VisualSpeaker: Visually-Guided 3D Avatar Lip Synthesis
This work addresses the need for high-fidelity 3D avatar lip synthesis in human-computer interaction and accessibility, with incremental improvements over prior methods.
The paper tackled the problem of generating realistic 3D facial animations for avatars by bridging the gap between 2D visual innovations and 3D mesh methods, resulting in a 56.1% improvement in Lip Vertex Error and enhanced perceptual quality on the MEAD dataset.
Realistic, high-fidelity 3D facial animations are crucial for expressive avatar systems in human-computer interaction and accessibility. Although prior methods show promising quality, their reliance on the mesh domain limits their ability to fully leverage the rapid visual innovations seen in 2D computer vision and graphics. We propose VisualSpeaker, a novel method that bridges this gap using photorealistic differentiable rendering, supervised by visual speech recognition, for improved 3D facial animation. Our contribution is a perceptual lip-reading loss, derived by passing photorealistic 3D Gaussian Splatting avatar renders through a pre-trained Visual Automatic Speech Recognition model during training. Evaluation on the MEAD dataset demonstrates that VisualSpeaker improves both the standard Lip Vertex Error metric by 56.1% and the perceptual quality of the generated animations, while retaining the controllability of mesh-driven animation. This perceptual focus naturally supports accurate mouthings, essential cues that disambiguate similar manual signs in sign language avatars.

▶ [Data for review]
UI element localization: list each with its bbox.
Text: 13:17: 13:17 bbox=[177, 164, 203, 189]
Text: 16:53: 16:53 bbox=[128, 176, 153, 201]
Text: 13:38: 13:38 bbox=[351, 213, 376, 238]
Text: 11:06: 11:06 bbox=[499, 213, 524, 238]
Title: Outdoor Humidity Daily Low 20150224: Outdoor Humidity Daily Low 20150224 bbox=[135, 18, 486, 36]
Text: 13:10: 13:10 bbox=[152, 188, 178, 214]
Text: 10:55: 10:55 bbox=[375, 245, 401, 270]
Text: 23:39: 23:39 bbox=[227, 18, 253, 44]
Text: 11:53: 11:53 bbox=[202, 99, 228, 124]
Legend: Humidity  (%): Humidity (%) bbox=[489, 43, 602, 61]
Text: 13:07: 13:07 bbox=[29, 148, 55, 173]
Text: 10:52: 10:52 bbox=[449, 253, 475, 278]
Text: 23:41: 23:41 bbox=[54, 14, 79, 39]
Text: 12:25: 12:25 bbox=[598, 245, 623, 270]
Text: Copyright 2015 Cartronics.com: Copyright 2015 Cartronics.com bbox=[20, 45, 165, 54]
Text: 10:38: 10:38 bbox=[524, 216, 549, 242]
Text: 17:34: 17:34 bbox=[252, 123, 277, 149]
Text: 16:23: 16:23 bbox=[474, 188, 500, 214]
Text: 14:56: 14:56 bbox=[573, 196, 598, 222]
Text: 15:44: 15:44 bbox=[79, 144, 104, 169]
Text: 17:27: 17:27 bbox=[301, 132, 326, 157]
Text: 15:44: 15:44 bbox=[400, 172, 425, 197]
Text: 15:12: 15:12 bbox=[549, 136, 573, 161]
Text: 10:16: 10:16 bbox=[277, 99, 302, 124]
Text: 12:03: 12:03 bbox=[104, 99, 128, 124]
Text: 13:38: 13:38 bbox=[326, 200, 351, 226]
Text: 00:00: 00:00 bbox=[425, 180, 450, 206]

▶ [Assigned task]
According to the text on 3D avatar lip synthesis, why are prior methods limited despite their promising quality? Answer in one to three sentences. The records have no connection to the text.

▶ [Exercise result]
Prior methods rely on the mesh domain. This limits their ability to fully use the rapid visual innovations in 2D computer vision and graphics.